DATA SUPPLIED start

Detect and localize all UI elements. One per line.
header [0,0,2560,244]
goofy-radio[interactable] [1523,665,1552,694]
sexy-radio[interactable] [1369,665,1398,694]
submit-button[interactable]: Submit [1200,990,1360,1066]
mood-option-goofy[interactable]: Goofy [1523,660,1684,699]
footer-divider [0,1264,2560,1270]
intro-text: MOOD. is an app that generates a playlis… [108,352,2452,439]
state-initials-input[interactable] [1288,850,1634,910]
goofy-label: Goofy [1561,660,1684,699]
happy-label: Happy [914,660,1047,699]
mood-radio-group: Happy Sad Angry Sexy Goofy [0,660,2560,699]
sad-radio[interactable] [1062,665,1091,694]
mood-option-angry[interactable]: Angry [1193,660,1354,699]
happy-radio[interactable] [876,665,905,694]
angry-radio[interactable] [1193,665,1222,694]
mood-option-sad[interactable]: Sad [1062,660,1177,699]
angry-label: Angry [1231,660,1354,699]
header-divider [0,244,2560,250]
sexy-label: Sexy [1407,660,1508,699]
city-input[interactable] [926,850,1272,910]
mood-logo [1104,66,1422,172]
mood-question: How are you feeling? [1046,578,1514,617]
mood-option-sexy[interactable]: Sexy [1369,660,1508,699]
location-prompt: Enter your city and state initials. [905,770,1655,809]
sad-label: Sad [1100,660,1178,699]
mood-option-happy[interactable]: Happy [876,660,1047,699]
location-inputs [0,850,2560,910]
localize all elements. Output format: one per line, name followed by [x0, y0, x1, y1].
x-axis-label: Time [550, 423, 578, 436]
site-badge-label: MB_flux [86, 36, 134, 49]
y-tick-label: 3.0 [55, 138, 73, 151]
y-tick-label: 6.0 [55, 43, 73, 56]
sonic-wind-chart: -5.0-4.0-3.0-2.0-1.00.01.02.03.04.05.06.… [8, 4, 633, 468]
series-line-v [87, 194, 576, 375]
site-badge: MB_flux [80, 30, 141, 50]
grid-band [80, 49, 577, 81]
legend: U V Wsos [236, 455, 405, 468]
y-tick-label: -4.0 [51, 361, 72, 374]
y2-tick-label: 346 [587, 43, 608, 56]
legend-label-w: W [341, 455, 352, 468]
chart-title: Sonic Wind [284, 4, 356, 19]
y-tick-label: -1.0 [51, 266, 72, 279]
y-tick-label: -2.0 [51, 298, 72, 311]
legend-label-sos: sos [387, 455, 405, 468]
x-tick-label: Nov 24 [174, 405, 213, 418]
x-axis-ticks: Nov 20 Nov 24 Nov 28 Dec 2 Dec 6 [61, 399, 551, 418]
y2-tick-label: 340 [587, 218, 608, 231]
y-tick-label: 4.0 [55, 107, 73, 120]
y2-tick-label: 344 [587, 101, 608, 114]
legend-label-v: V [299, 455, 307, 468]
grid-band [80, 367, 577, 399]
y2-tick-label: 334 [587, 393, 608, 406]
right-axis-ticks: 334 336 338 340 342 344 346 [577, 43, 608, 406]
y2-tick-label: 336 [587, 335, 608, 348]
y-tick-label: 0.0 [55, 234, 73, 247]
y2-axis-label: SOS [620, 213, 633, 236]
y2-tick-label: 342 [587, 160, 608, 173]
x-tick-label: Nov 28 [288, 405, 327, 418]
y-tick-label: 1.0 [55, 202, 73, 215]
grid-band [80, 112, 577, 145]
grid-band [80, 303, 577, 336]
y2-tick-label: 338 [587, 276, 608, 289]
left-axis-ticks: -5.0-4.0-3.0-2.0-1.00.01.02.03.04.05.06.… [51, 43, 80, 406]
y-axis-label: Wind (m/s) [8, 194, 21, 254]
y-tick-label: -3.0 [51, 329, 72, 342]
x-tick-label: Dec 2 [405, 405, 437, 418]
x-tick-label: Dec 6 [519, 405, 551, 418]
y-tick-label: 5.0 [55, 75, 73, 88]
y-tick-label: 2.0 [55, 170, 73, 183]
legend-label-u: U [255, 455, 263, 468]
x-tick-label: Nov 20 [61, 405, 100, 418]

DATA SUPPLIED end

Could you give the records again from the beginning through the line containing "y2-tick-label: 346 [587, 43, 608, 56]", inclusive, changing "MB_flux" to "MB_sonic" and leaving everything else as it is?

● WORKED ANSWER
Detect and localize all UI elements. One per line.
header [0,0,2560,244]
goofy-radio[interactable] [1523,665,1552,694]
sexy-radio[interactable] [1369,665,1398,694]
submit-button[interactable]: Submit [1200,990,1360,1066]
mood-option-goofy[interactable]: Goofy [1523,660,1684,699]
footer-divider [0,1264,2560,1270]
intro-text: MOOD. is an app that generates a playlis… [108,352,2452,439]
state-initials-input[interactable] [1288,850,1634,910]
goofy-label: Goofy [1561,660,1684,699]
happy-label: Happy [914,660,1047,699]
mood-radio-group: Happy Sad Angry Sexy Goofy [0,660,2560,699]
sad-radio[interactable] [1062,665,1091,694]
mood-option-angry[interactable]: Angry [1193,660,1354,699]
happy-radio[interactable] [876,665,905,694]
angry-radio[interactable] [1193,665,1222,694]
mood-option-sad[interactable]: Sad [1062,660,1177,699]
angry-label: Angry [1231,660,1354,699]
header-divider [0,244,2560,250]
sexy-label: Sexy [1407,660,1508,699]
city-input[interactable] [926,850,1272,910]
mood-logo [1104,66,1422,172]
mood-question: How are you feeling? [1046,578,1514,617]
mood-option-sexy[interactable]: Sexy [1369,660,1508,699]
location-prompt: Enter your city and state initials. [905,770,1655,809]
sad-label: Sad [1100,660,1178,699]
mood-option-happy[interactable]: Happy [876,660,1047,699]
location-inputs [0,850,2560,910]
localize all elements. Output format: one per line, name followed by [x0, y0, x1, y1].
x-axis-label: Time [550, 423, 578, 436]
site-badge-label: MB_sonic [86, 36, 134, 49]
y-tick-label: 3.0 [55, 138, 73, 151]
y-tick-label: 6.0 [55, 43, 73, 56]
sonic-wind-chart: -5.0-4.0-3.0-2.0-1.00.01.02.03.04.05.06.… [8, 4, 633, 468]
series-line-v [87, 194, 576, 375]
site-badge: MB_sonic [80, 30, 141, 50]
grid-band [80, 49, 577, 81]
legend: U V Wsos [236, 455, 405, 468]
y-tick-label: -4.0 [51, 361, 72, 374]
y2-tick-label: 346 [587, 43, 608, 56]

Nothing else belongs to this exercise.